Source records
□ □ □ □ □ □ □

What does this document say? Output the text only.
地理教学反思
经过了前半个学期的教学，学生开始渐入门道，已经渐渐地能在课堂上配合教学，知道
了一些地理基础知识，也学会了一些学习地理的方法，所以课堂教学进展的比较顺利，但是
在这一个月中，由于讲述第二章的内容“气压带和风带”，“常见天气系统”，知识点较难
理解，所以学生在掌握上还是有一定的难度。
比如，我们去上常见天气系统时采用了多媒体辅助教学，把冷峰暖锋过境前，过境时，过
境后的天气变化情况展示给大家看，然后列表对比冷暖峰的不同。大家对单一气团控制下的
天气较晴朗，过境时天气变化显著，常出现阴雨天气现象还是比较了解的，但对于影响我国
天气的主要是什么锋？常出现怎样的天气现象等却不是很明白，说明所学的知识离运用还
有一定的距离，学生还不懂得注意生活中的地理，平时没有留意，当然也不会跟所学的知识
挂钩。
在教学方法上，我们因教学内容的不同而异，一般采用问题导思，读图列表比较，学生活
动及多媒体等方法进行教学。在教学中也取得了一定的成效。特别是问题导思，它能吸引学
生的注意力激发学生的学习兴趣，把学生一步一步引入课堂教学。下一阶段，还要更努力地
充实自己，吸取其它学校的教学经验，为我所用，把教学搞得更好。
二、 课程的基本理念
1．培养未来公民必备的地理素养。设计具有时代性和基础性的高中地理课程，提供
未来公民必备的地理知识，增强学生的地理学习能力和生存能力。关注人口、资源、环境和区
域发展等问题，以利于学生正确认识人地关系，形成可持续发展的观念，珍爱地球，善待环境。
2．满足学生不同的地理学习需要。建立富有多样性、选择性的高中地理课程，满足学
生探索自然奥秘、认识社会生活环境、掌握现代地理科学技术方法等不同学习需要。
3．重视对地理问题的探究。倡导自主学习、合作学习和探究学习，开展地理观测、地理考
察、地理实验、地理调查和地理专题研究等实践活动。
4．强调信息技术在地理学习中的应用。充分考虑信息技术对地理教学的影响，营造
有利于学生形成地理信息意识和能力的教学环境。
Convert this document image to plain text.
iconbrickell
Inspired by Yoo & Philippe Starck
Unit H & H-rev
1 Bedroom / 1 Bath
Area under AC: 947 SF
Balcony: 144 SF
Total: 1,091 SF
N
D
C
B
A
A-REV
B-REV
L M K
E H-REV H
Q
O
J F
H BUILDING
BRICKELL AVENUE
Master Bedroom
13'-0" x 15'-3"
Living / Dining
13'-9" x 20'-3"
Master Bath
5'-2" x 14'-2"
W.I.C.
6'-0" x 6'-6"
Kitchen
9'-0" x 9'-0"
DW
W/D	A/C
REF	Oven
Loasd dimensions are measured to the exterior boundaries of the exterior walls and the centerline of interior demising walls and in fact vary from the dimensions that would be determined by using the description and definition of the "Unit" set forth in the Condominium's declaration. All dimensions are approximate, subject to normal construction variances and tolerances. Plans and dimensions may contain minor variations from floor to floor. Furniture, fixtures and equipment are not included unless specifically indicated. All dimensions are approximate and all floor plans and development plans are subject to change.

□ □ □ □ □ □ □

Task to complete
Type out the whole listing above again, exactly as it stands.

Answer to the task
What does this document say? Output the text only.
地理教学反思
经过了前半个学期的教学，学生开始渐入门道，已经渐渐地能在课堂上配合教学，知道
了一些地理基础知识，也学会了一些学习地理的方法，所以课堂教学进展的比较顺利，但是
在这一个月中，由于讲述第二章的内容“气压带和风带”，“常见天气系统”，知识点较难
理解，所以学生在掌握上还是有一定的难度。
比如，我们去上常见天气系统时采用了多媒体辅助教学，把冷峰暖锋过境前，过境时，过
境后的天气变化情况展示给大家看，然后列表对比冷暖峰的不同。大家对单一气团控制下的
天气较晴朗，过境时天气变化显著，常出现阴雨天气现象还是比较了解的，但对于影响我国
天气的主要是什么锋？常出现怎样的天气现象等却不是很明白，说明所学的知识离运用还
有一定的距离，学生还不懂得注意生活中的地理，平时没有留意，当然也不会跟所学的知识
挂钩。
在教学方法上，我们因教学内容的不同而异，一般采用问题导思，读图列表比较，学生活
动及多媒体等方法进行教学。在教学中也取得了一定的成效。特别是问题导思，它能吸引学
生的注意力激发学生的学习兴趣，把学生一步一步引入课堂教学。下一阶段，还要更努力地
充实自己，吸取其它学校的教学经验，为我所用，把教学搞得更好。
二、 课程的基本理念
1．培养未来公民必备的地理素养。设计具有时代性和基础性的高中地理课程，提供
未来公民必备的地理知识，增强学生的地理学习能力和生存能力。关注人口、资源、环境和区
域发展等问题，以利于学生正确认识人地关系，形成可持续发展的观念，珍爱地球，善待环境。
2．满足学生不同的地理学习需要。建立富有多样性、选择性的高中地理课程，满足学
生探索自然奥秘、认识社会生活环境、掌握现代地理科学技术方法等不同学习需要。
3．重视对地理问题的探究。倡导自主学习、合作学习和探究学习，开展地理观测、地理考
察、地理实验、地理调查和地理专题研究等实践活动。
4．强调信息技术在地理学习中的应用。充分考虑信息技术对地理教学的影响，营造
有利于学生形成地理信息意识和能力的教学环境。
Convert this document image to plain text.
iconbrickell
Inspired by Yoo & Philippe Starck
Unit H & H-rev
1 Bedroom / 1 Bath
Area under AC: 947 SF
Balcony: 144 SF
Total: 1,091 SF
N
D
C
B
A
A-REV
B-REV
L M K
E H-REV H
Q
O
J F
H BUILDING
BRICKELL AVENUE
Master Bedroom
13'-0" x 15'-3"
Living / Dining
13'-9" x 20'-3"
Master Bath
5'-2" x 14'-2"
W.I.C.
6'-0" x 6'-6"
Kitchen
9'-0" x 9'-0"
DW
W/D	A/C
REF	Oven
Loasd dimensions are measured to the exterior boundaries of the exterior walls and the centerline of interior demising walls and in fact vary from the dimensions that would be determined by using the description and definition of the "Unit" set forth in the Condominium's declaration. All dimensions are approximate, subject to normal construction variances and tolerances. Plans and dimensions may contain minor variations from floor to floor. Furniture, fixtures and equipment are not included unless specifically indicated. All dimensions are approximate and all floor plans and development plans are subject to change.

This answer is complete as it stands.